** begin Data for the task **

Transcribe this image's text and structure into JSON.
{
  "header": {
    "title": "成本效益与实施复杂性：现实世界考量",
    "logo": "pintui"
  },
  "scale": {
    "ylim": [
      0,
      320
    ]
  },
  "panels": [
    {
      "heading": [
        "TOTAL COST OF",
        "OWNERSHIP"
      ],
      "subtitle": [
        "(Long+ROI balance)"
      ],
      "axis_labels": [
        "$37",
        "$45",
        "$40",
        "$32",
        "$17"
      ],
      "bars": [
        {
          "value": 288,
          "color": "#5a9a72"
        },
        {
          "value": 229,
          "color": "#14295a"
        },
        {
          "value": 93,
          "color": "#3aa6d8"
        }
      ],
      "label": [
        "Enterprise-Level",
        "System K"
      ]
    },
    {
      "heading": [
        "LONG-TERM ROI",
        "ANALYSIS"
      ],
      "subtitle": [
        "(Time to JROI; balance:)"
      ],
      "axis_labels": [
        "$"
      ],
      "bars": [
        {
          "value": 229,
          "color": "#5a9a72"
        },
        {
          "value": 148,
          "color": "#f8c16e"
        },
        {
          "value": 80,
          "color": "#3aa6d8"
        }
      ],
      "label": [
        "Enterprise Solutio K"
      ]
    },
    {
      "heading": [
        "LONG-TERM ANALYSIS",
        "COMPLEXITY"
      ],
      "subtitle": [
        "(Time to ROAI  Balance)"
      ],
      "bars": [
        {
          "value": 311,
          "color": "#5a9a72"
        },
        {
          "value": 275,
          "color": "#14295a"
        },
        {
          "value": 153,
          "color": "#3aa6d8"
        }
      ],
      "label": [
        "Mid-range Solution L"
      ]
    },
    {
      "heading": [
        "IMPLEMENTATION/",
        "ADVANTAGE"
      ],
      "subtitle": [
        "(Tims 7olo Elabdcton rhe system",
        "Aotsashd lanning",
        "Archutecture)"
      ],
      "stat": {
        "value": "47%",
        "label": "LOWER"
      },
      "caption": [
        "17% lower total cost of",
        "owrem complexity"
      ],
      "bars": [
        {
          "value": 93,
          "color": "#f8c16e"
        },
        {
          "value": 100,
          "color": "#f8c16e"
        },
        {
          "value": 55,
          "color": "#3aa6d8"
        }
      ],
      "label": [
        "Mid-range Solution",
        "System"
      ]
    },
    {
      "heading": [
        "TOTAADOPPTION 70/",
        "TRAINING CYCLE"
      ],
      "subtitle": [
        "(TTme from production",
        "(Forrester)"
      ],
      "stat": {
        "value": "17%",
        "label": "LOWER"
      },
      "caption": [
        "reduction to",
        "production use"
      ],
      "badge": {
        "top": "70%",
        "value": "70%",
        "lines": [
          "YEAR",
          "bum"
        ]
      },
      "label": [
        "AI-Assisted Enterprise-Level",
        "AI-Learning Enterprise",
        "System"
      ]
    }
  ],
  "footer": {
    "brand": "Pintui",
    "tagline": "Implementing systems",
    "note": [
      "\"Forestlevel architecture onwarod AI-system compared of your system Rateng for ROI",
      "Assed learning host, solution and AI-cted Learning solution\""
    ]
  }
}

** end Data for the task **

Task instructions
Copy the data above in full, character for character.

Complete answer
Transcribe this image's text and structure into JSON.
{
  "header": {
    "title": "成本效益与实施复杂性：现实世界考量",
    "logo": "pintui"
  },
  "scale": {
    "ylim": [
      0,
      320
    ]
  },
  "panels": [
    {
      "heading": [
        "TOTAL COST OF",
        "OWNERSHIP"
      ],
      "subtitle": [
        "(Long+ROI balance)"
      ],
      "axis_labels": [
        "$37",
        "$45",
        "$40",
        "$32",
        "$17"
      ],
      "bars": [
        {
          "value": 288,
          "color": "#5a9a72"
        },
        {
          "value": 229,
          "color": "#14295a"
        },
        {
          "value": 93,
          "color": "#3aa6d8"
        }
      ],
      "label": [
        "Enterprise-Level",
        "System K"
      ]
    },
    {
      "heading": [
        "LONG-TERM ROI",
        "ANALYSIS"
      ],
      "subtitle": [
        "(Time to JROI; balance:)"
      ],
      "axis_labels": [
        "$"
      ],
      "bars": [
        {
          "value": 229,
          "color": "#5a9a72"
        },
        {
          "value": 148,
          "color": "#f8c16e"
        },
        {
          "value": 80,
          "color": "#3aa6d8"
        }
      ],
      "label": [
        "Enterprise Solutio K"
      ]
    },
    {
      "heading": [
        "LONG-TERM ANALYSIS",
        "COMPLEXITY"
      ],
      "subtitle": [
        "(Time to ROAI  Balance)"
      ],
      "bars": [
        {
          "value": 311,
          "color": "#5a9a72"
        },
        {
          "value": 275,
          "color": "#14295a"
        },
        {
          "value": 153,
          "color": "#3aa6d8"
        }
      ],
      "label": [
        "Mid-range Solution L"
      ]
    },
    {
      "heading": [
        "IMPLEMENTATION/",
        "ADVANTAGE"
      ],
      "subtitle": [
        "(Tims 7olo Elabdcton rhe system",
        "Aotsashd lanning",
        "Archutecture)"
      ],
      "stat": {
        "value": "47%",
        "label": "LOWER"
      },
      "caption": [
        "17% lower total cost of",
        "owrem complexity"
      ],
      "bars": [
        {
          "value": 93,
          "color": "#f8c16e"
        },
        {
          "value": 100,
          "color": "#f8c16e"
        },
        {
          "value": 55,
          "color": "#3aa6d8"
        }
      ],
      "label": [
        "Mid-range Solution",
        "System"
      ]
    },
    {
      "heading": [
        "TOTAADOPPTION 70/",
        "TRAINING CYCLE"
      ],
      "subtitle": [
        "(TTme from production",
        "(Forrester)"
      ],
      "stat": {
        "value": "17%",
        "label": "LOWER"
      },
      "caption": [
        "reduction to",
        "production use"
      ],
      "badge": {
        "top": "70%",
        "value": "70%",
        "lines": [
          "YEAR",
          "bum"
        ]
      },
      "label": [
        "AI-Assisted Enterprise-Level",
        "AI-Learning Enterprise",
        "System"
      ]
    }
  ],
  "footer": {
    "brand": "Pintui",
    "tagline": "Implementing systems",
    "note": [
      "\"Forestlevel architecture onwarod AI-system compared of your system Rateng for ROI",
      "Assed learning host, solution and AI-cted Learning solution\""
    ]
  }
}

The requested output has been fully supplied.